> [Task statement]:
What follows is a set of records; restate each one word for word and drop the pictures.

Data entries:
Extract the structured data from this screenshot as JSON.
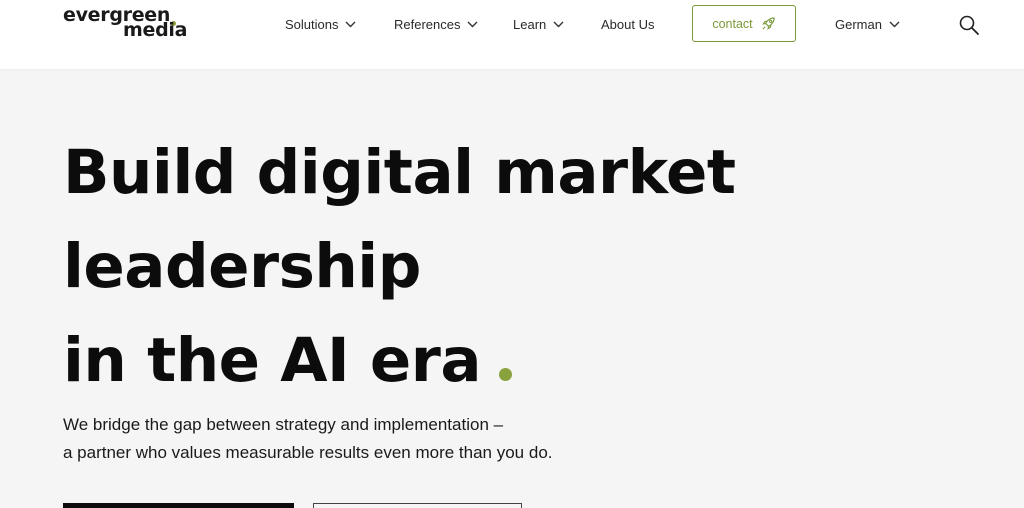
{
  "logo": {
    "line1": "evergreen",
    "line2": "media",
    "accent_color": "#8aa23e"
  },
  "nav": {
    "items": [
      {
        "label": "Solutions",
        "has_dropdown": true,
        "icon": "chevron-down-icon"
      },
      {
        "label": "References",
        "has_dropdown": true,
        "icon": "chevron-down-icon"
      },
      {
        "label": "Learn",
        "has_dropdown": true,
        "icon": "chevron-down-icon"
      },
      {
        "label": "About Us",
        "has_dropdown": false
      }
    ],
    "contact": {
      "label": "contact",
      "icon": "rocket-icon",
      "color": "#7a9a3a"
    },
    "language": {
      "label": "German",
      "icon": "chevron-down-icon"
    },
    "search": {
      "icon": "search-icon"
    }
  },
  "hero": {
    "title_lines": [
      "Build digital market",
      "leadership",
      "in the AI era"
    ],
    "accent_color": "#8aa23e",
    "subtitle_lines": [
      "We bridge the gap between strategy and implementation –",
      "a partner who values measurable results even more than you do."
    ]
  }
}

> [Written reply]:
Extract the structured data from this screenshot as JSON.
{
  "logo": {
    "line1": "evergreen",
    "line2": "media",
    "accent_color": "#8aa23e"
  },
  "nav": {
    "items": [
      {
        "label": "Solutions",
        "has_dropdown": true,
        "icon": "chevron-down-icon"
      },
      {
        "label": "References",
        "has_dropdown": true,
        "icon": "chevron-down-icon"
      },
      {
        "label": "Learn",
        "has_dropdown": true,
        "icon": "chevron-down-icon"
      },
      {
        "label": "About Us",
        "has_dropdown": false
      }
    ],
    "contact": {
      "label": "contact",
      "icon": "rocket-icon",
      "color": "#7a9a3a"
    },
    "language": {
      "label": "German",
      "icon": "chevron-down-icon"
    },
    "search": {
      "icon": "search-icon"
    }
  },
  "hero": {
    "title_lines": [
      "Build digital market",
      "leadership",
      "in the AI era"
    ],
    "accent_color": "#8aa23e",
    "subtitle_lines": [
      "We bridge the gap between strategy and implementation –",
      "a partner who values measurable results even more than you do."
    ]
  }
}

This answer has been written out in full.